▶ _Work to complete_: Where does the string "time" appear? Copy every line of the entries below that holds it.

[Material shown start]

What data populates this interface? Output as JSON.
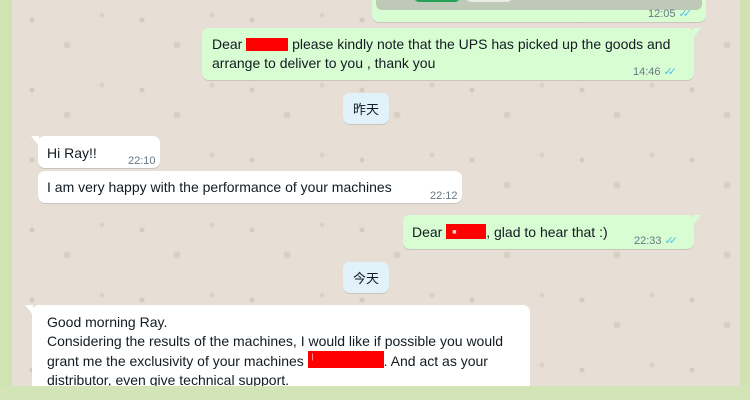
{
  "messages": [
    {
      "id": "prev-image",
      "direction": "out",
      "time": "12:05"
    },
    {
      "id": "ups-note",
      "direction": "out",
      "text_before": "Dear ",
      "text_after": " please kindly note that the UPS has picked up the goods and",
      "text_line2": "arrange to deliver to you , thank you",
      "time": "14:46"
    },
    {
      "id": "hi-ray",
      "direction": "in",
      "text": "Hi Ray!!",
      "time": "22:10"
    },
    {
      "id": "happy-performance",
      "direction": "in",
      "text": "I am very happy with the performance of your machines",
      "time": "22:12"
    },
    {
      "id": "glad",
      "direction": "out",
      "text_before": "Dear ",
      "text_after": ", glad to hear that :)",
      "time": "22:33"
    },
    {
      "id": "good-morning",
      "direction": "in",
      "line1": "Good morning Ray.",
      "line2": "Considering the results of the machines, I would like if possible you would",
      "line3_before": "grant me the exclusivity of your machines ",
      "line3_after": ". And act as your",
      "line4": "distributor, even give technical support."
    }
  ],
  "date_chips": {
    "yesterday": "昨天",
    "today": "今天"
  },
  "status": {
    "read_ticks": "✓✓"
  },
  "colors": {
    "outgoing_bubble": "#d9fdd3",
    "incoming_bubble": "#ffffff",
    "chat_background": "#e7dfd5",
    "date_chip": "#e1f2fb",
    "redaction": "#ff0000",
    "read_tick": "#53bdeb"
  },
  "icons": {
    "read_receipt": "double-check-icon"
  }
}
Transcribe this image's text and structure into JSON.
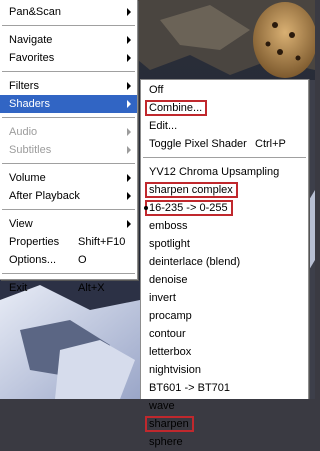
{
  "main_menu": {
    "items": [
      {
        "label": "Pan&Scan",
        "submenu": true
      },
      {
        "label": "Navigate",
        "submenu": true
      },
      {
        "label": "Favorites",
        "submenu": true
      },
      {
        "label": "Filters",
        "submenu": true
      },
      {
        "label": "Shaders",
        "submenu": true,
        "active": true
      },
      {
        "label": "Audio",
        "submenu": true,
        "disabled": true
      },
      {
        "label": "Subtitles",
        "submenu": true,
        "disabled": true
      },
      {
        "label": "Volume",
        "submenu": true
      },
      {
        "label": "After Playback",
        "submenu": true
      },
      {
        "label": "View",
        "submenu": true
      },
      {
        "label": "Properties",
        "shortcut": "Shift+F10"
      },
      {
        "label": "Options...",
        "shortcut": "O"
      },
      {
        "label": "Exit",
        "shortcut": "Alt+X"
      }
    ]
  },
  "shaders_menu": {
    "items": [
      {
        "label": "Off"
      },
      {
        "label": "Combine...",
        "highlighted": true
      },
      {
        "label": "Edit..."
      },
      {
        "label": "Toggle Pixel Shader",
        "shortcut": "Ctrl+P"
      },
      {
        "label": "YV12 Chroma Upsampling"
      },
      {
        "label": "sharpen complex",
        "highlighted": true
      },
      {
        "label": "16-235 -> 0-255",
        "highlighted": true,
        "checked": true
      },
      {
        "label": "emboss"
      },
      {
        "label": "spotlight"
      },
      {
        "label": "deinterlace (blend)"
      },
      {
        "label": "denoise"
      },
      {
        "label": "invert"
      },
      {
        "label": "procamp"
      },
      {
        "label": "contour"
      },
      {
        "label": "letterbox"
      },
      {
        "label": "nightvision"
      },
      {
        "label": "BT601 -> BT701"
      },
      {
        "label": "wave"
      },
      {
        "label": "sharpen",
        "highlighted": true
      },
      {
        "label": "sphere"
      }
    ]
  },
  "colors": {
    "selection": "#3165c4",
    "highlight_box": "#c0282d",
    "disabled_text": "#9c9c9c"
  }
}
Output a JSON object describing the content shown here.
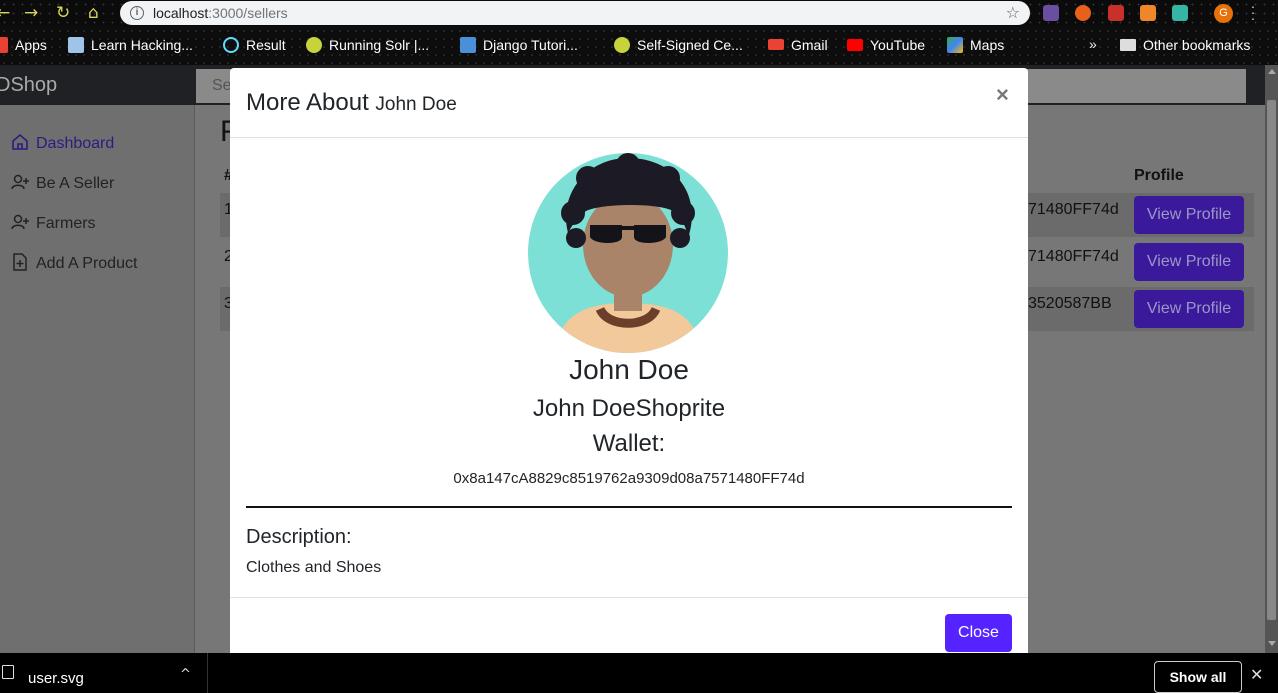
{
  "browser": {
    "url_host": "localhost",
    "url_path": ":3000/sellers",
    "profile_initial": "G",
    "bookmarks": [
      {
        "label": "Apps",
        "icon": "apps-grid-icon",
        "color": "#e94235"
      },
      {
        "label": "Learn Hacking...",
        "icon": "page-icon",
        "color": "#a0c4e8"
      },
      {
        "label": "Result",
        "icon": "react-icon",
        "color": "#61dafb"
      },
      {
        "label": "Running Solr |...",
        "icon": "globe-icon",
        "color": "#c6d33a"
      },
      {
        "label": "Django Tutori...",
        "icon": "django-icon",
        "color": "#4a90d9"
      },
      {
        "label": "Self-Signed Ce...",
        "icon": "globe-icon",
        "color": "#c6d33a"
      },
      {
        "label": "Gmail",
        "icon": "gmail-icon",
        "color": "#ea4335"
      },
      {
        "label": "YouTube",
        "icon": "youtube-icon",
        "color": "#ff0000"
      },
      {
        "label": "Maps",
        "icon": "maps-icon",
        "color": "#34a853"
      }
    ],
    "more_chevron": "»",
    "other_bookmarks": "Other bookmarks"
  },
  "app": {
    "brand": "DShop",
    "search_placeholder": "Se",
    "page_heading": "F",
    "sidebar": [
      {
        "label": "Dashboard",
        "icon": "home-icon",
        "active": true
      },
      {
        "label": "Be A Seller",
        "icon": "user-plus-icon",
        "active": false
      },
      {
        "label": "Farmers",
        "icon": "user-plus-icon",
        "active": false
      },
      {
        "label": "Add A Product",
        "icon": "file-plus-icon",
        "active": false
      }
    ],
    "table": {
      "headers": [
        "#",
        "Profile"
      ],
      "rows": [
        {
          "num": "1",
          "address": "71480FF74d",
          "button": "View Profile"
        },
        {
          "num": "2",
          "address": "71480FF74d",
          "button": "View Profile"
        },
        {
          "num": "3",
          "address": "3520587BB",
          "button": "View Profile"
        }
      ]
    }
  },
  "modal": {
    "title_prefix": "More About",
    "title_name": "John Doe",
    "close_x": "×",
    "name": "John Doe",
    "shop": "John DoeShoprite",
    "wallet_label": "Wallet:",
    "wallet": "0x8a147cA8829c8519762a9309d08a7571480FF74d",
    "description_label": "Description:",
    "description": "Clothes and Shoes",
    "close_button": "Close",
    "colors": {
      "accent": "#5523ff",
      "avatar_bg": "#7de0d6"
    }
  },
  "downloads": {
    "file": "user.svg",
    "caret": "^",
    "show_all": "Show all",
    "close": "✕"
  }
}
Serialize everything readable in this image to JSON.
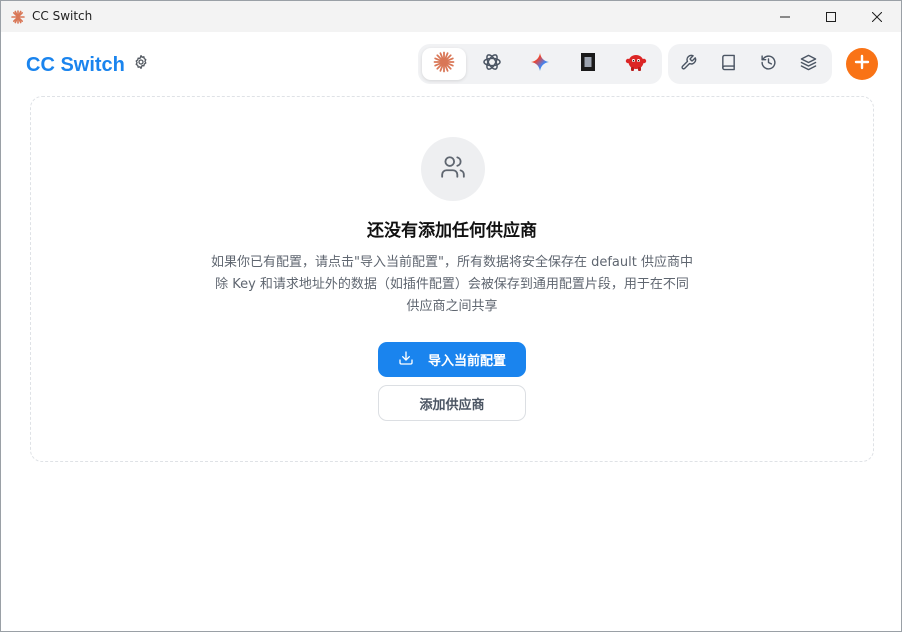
{
  "window": {
    "title": "CC Switch"
  },
  "header": {
    "brand": "CC Switch",
    "settings_icon": "gear-icon",
    "apps": [
      {
        "name": "claude",
        "icon": "claude-icon",
        "active": true
      },
      {
        "name": "codex",
        "icon": "openai-icon",
        "active": false
      },
      {
        "name": "gemini",
        "icon": "gemini-icon",
        "active": false
      },
      {
        "name": "opencode",
        "icon": "opencode-icon",
        "active": false
      },
      {
        "name": "droid",
        "icon": "red-mascot-icon",
        "active": false
      }
    ],
    "tools": [
      {
        "icon": "wrench-icon"
      },
      {
        "icon": "book-icon"
      },
      {
        "icon": "history-icon"
      },
      {
        "icon": "layers-icon"
      }
    ],
    "add_icon": "plus-icon"
  },
  "empty_state": {
    "icon": "users-icon",
    "title": "还没有添加任何供应商",
    "description_lines": [
      "如果你已有配置，请点击\"导入当前配置\"，所有数据将安全保存在 default 供应商中",
      "除 Key 和请求地址外的数据（如插件配置）会被保存到通用配置片段，用于在不同",
      "供应商之间共享"
    ],
    "import_button": "导入当前配置",
    "add_provider_button": "添加供应商"
  },
  "colors": {
    "brand": "#1a84ee",
    "primary_button": "#1a84ee",
    "add_button": "#f97316"
  }
}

[Material shown end]

▶ _Completed exercise_:
      "time": "12:05"
      "time": "14:46"
      "time": "22:10"
      "time": "22:12"
      "time": "22:33"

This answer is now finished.